Instruction: Can you pull out each line of the data below that includes the word "name"?

(Entries with figure data)
[Begin]
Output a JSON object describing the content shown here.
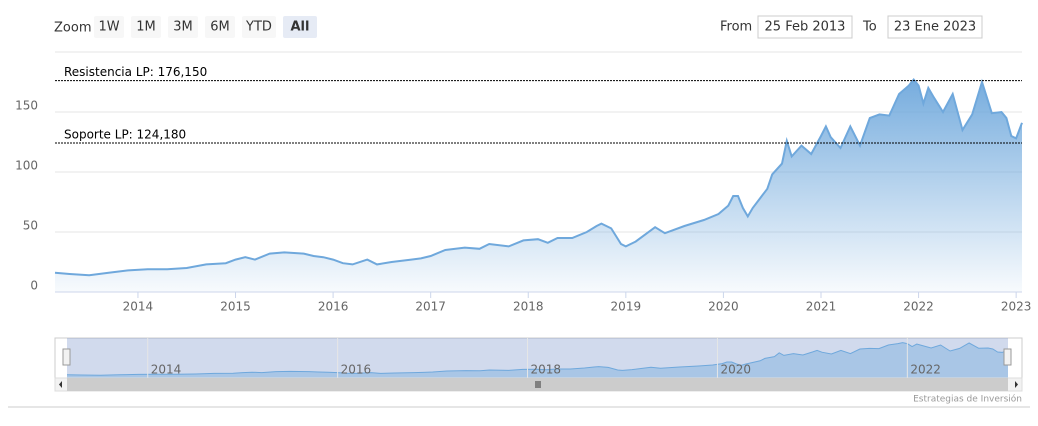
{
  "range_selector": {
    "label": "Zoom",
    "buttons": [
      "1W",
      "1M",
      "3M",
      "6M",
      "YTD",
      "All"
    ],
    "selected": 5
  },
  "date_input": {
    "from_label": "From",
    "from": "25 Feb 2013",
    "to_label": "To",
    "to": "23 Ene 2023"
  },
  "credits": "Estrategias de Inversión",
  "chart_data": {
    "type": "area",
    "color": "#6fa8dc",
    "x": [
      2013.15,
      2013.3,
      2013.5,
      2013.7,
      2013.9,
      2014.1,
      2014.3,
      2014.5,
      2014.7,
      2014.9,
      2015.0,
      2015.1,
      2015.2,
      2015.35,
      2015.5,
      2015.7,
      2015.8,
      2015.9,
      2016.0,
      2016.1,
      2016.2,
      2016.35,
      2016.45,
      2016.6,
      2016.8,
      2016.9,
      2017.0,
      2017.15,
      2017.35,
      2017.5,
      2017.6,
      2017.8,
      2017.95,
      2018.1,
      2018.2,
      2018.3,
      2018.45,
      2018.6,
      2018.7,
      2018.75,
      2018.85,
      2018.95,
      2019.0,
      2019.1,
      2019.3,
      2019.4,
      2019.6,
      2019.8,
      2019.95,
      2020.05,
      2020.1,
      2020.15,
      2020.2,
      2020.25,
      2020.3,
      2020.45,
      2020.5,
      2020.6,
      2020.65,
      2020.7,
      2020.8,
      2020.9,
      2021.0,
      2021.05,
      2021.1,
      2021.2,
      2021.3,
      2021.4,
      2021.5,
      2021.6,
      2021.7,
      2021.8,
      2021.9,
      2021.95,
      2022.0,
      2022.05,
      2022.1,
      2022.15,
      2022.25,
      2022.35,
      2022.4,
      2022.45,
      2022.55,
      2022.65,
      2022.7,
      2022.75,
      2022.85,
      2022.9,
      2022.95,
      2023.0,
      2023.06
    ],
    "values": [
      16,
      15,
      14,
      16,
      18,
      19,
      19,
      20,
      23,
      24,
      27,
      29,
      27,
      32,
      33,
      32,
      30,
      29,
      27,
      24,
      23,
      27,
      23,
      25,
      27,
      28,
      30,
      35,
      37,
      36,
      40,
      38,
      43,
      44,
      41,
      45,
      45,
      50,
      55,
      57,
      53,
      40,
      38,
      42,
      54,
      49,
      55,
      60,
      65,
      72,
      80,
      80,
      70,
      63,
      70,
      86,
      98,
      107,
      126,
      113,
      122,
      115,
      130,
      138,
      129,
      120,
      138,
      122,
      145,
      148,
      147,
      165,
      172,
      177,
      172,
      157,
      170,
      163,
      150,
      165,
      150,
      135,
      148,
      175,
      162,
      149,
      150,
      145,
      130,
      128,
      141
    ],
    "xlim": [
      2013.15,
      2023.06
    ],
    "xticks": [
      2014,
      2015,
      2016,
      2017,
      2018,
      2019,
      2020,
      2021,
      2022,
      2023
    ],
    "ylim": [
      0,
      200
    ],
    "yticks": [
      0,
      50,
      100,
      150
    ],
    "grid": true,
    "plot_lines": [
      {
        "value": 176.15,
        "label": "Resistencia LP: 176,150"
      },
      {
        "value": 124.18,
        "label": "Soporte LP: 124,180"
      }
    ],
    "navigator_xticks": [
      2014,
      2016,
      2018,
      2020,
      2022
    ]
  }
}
[End]
[Begin]
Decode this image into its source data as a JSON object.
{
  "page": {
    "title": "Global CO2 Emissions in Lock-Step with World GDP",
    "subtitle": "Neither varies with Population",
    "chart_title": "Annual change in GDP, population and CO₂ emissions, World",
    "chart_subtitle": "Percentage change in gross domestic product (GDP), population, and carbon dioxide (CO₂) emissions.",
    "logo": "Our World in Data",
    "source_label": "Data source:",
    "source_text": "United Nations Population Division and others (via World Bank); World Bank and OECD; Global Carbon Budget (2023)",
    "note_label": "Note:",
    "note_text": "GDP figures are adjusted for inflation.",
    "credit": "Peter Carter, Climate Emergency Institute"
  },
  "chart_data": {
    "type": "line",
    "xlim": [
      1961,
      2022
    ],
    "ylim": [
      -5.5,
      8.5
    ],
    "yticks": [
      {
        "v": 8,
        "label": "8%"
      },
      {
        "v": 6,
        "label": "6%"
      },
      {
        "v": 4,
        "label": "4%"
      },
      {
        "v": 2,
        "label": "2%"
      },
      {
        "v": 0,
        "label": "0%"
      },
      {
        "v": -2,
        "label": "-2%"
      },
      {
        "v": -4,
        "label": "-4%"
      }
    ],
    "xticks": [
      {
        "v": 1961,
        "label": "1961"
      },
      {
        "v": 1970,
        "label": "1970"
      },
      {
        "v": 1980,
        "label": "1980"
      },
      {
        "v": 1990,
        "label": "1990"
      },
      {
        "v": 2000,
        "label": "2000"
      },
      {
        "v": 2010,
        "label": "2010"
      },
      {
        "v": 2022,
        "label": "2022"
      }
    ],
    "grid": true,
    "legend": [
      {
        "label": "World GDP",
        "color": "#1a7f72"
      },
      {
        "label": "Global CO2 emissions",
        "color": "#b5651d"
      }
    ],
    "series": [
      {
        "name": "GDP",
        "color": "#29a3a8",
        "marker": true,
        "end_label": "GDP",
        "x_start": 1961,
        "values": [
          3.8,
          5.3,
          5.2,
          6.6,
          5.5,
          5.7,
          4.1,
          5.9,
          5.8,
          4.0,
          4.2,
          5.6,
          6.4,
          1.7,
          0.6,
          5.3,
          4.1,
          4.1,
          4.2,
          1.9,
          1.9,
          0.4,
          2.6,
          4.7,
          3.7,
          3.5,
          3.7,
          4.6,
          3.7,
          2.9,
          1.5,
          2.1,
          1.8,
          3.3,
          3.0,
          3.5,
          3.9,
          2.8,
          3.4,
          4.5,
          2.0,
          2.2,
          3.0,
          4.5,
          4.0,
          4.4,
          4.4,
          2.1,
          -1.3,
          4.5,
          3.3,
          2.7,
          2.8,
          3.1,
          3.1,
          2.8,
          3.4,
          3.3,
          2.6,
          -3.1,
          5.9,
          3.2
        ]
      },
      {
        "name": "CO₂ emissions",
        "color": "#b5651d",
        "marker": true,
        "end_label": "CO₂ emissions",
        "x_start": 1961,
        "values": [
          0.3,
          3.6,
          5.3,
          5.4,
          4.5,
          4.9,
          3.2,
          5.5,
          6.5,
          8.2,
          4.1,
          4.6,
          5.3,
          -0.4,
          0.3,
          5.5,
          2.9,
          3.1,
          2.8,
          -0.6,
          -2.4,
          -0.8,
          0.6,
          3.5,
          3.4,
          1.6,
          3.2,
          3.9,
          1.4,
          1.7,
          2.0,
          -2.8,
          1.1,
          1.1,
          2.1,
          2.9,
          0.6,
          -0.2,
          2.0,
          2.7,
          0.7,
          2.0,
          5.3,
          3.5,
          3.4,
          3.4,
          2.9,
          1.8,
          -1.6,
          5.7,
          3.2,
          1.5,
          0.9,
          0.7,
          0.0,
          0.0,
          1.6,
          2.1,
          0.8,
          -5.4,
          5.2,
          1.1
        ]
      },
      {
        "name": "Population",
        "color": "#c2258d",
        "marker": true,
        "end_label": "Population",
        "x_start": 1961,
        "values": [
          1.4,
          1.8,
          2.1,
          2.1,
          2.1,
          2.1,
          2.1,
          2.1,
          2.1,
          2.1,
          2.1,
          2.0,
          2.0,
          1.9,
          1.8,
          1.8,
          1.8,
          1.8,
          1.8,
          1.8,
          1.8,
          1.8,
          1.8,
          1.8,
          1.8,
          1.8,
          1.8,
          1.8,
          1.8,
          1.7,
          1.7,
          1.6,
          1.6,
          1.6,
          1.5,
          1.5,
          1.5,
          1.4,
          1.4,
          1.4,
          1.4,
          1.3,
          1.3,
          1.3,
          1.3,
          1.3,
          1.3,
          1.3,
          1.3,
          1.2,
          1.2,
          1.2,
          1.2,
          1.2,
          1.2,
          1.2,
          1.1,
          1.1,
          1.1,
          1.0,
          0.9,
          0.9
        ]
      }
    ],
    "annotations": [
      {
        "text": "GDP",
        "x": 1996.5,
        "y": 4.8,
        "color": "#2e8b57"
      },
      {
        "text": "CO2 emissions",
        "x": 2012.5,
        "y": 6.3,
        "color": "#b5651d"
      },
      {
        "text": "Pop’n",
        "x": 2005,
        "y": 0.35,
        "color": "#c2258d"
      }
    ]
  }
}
[End]
The solution:
        "name": "GDP",
        "name": "CO₂ emissions",
        "name": "Population",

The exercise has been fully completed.